== Data listing ==
┏━━

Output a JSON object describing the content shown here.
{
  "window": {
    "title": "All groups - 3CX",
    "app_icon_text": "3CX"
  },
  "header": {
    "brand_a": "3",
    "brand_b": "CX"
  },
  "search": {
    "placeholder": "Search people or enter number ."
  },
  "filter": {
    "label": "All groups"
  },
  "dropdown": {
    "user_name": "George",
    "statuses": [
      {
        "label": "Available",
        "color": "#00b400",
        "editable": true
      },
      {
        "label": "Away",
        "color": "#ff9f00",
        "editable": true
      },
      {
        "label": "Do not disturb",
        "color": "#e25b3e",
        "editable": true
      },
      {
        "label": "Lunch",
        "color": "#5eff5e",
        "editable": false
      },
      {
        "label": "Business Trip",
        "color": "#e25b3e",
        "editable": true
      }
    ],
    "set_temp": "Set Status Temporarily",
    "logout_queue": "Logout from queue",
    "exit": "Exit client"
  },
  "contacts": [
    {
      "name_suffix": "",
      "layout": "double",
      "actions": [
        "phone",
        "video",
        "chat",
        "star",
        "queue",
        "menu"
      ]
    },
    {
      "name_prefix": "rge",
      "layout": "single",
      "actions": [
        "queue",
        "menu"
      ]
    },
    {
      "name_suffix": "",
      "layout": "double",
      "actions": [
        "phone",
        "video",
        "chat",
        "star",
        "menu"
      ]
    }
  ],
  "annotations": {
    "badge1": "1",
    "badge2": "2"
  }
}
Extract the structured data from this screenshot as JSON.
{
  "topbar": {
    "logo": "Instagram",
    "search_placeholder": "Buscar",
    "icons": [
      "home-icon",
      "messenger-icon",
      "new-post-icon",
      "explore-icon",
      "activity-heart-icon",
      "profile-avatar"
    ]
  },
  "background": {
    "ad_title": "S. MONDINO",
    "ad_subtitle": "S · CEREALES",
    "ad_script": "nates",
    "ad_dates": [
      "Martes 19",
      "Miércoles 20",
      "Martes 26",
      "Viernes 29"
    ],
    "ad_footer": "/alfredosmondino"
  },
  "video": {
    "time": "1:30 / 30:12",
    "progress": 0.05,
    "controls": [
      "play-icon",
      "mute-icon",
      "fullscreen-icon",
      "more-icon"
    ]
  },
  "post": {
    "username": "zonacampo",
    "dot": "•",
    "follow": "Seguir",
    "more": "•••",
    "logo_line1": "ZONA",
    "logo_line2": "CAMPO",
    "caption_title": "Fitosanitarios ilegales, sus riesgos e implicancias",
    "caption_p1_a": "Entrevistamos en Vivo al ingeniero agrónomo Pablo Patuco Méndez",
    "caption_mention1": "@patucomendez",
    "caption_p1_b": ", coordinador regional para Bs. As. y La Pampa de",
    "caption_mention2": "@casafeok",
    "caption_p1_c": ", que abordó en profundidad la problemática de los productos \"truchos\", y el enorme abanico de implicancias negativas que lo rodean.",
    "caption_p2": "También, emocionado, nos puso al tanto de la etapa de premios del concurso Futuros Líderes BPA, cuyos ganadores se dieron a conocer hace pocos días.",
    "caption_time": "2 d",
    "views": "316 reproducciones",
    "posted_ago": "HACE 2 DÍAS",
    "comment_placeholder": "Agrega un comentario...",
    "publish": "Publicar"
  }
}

┗━━

== Directions ==
Take the lines above and print them exactly.

== Answer to the task ==
Output a JSON object describing the content shown here.
{
  "window": {
    "title": "All groups - 3CX",
    "app_icon_text": "3CX"
  },
  "header": {
    "brand_a": "3",
    "brand_b": "CX"
  },
  "search": {
    "placeholder": "Search people or enter number ."
  },
  "filter": {
    "label": "All groups"
  },
  "dropdown": {
    "user_name": "George",
    "statuses": [
      {
        "label": "Available",
        "color": "#00b400",
        "editable": true
      },
      {
        "label": "Away",
        "color": "#ff9f00",
        "editable": true
      },
      {
        "label": "Do not disturb",
        "color": "#e25b3e",
        "editable": true
      },
      {
        "label": "Lunch",
        "color": "#5eff5e",
        "editable": false
      },
      {
        "label": "Business Trip",
        "color": "#e25b3e",
        "editable": true
      }
    ],
    "set_temp": "Set Status Temporarily",
    "logout_queue": "Logout from queue",
    "exit": "Exit client"
  },
  "contacts": [
    {
      "name_suffix": "",
      "layout": "double",
      "actions": [
        "phone",
        "video",
        "chat",
        "star",
        "queue",
        "menu"
      ]
    },
    {
      "name_prefix": "rge",
      "layout": "single",
      "actions": [
        "queue",
        "menu"
      ]
    },
    {
      "name_suffix": "",
      "layout": "double",
      "actions": [
        "phone",
        "video",
        "chat",
        "star",
        "menu"
      ]
    }
  ],
  "annotations": {
    "badge1": "1",
    "badge2": "2"
  }
}
Extract the structured data from this screenshot as JSON.
{
  "topbar": {
    "logo": "Instagram",
    "search_placeholder": "Buscar",
    "icons": [
      "home-icon",
      "messenger-icon",
      "new-post-icon",
      "explore-icon",
      "activity-heart-icon",
      "profile-avatar"
    ]
  },
  "background": {
    "ad_title": "S. MONDINO",
    "ad_subtitle": "S · CEREALES",
    "ad_script": "nates",
    "ad_dates": [
      "Martes 19",
      "Miércoles 20",
      "Martes 26",
      "Viernes 29"
    ],
    "ad_footer": "/alfredosmondino"
  },
  "video": {
    "time": "1:30 / 30:12",
    "progress": 0.05,
    "controls": [
      "play-icon",
      "mute-icon",
      "fullscreen-icon",
      "more-icon"
    ]
  },
  "post": {
    "username": "zonacampo",
    "dot": "•",
    "follow": "Seguir",
    "more": "•••",
    "logo_line1": "ZONA",
    "logo_line2": "CAMPO",
    "caption_title": "Fitosanitarios ilegales, sus riesgos e implicancias",
    "caption_p1_a": "Entrevistamos en Vivo al ingeniero agrónomo Pablo Patuco Méndez",
    "caption_mention1": "@patucomendez",
    "caption_p1_b": ", coordinador regional para Bs. As. y La Pampa de",
    "caption_mention2": "@casafeok",
    "caption_p1_c": ", que abordó en profundidad la problemática de los productos \"truchos\", y el enorme abanico de implicancias negativas que lo rodean.",
    "caption_p2": "También, emocionado, nos puso al tanto de la etapa de premios del concurso Futuros Líderes BPA, cuyos ganadores se dieron a conocer hace pocos días.",
    "caption_time": "2 d",
    "views": "316 reproducciones",
    "posted_ago": "HACE 2 DÍAS",
    "comment_placeholder": "Agrega un comentario...",
    "publish": "Publicar"
  }
}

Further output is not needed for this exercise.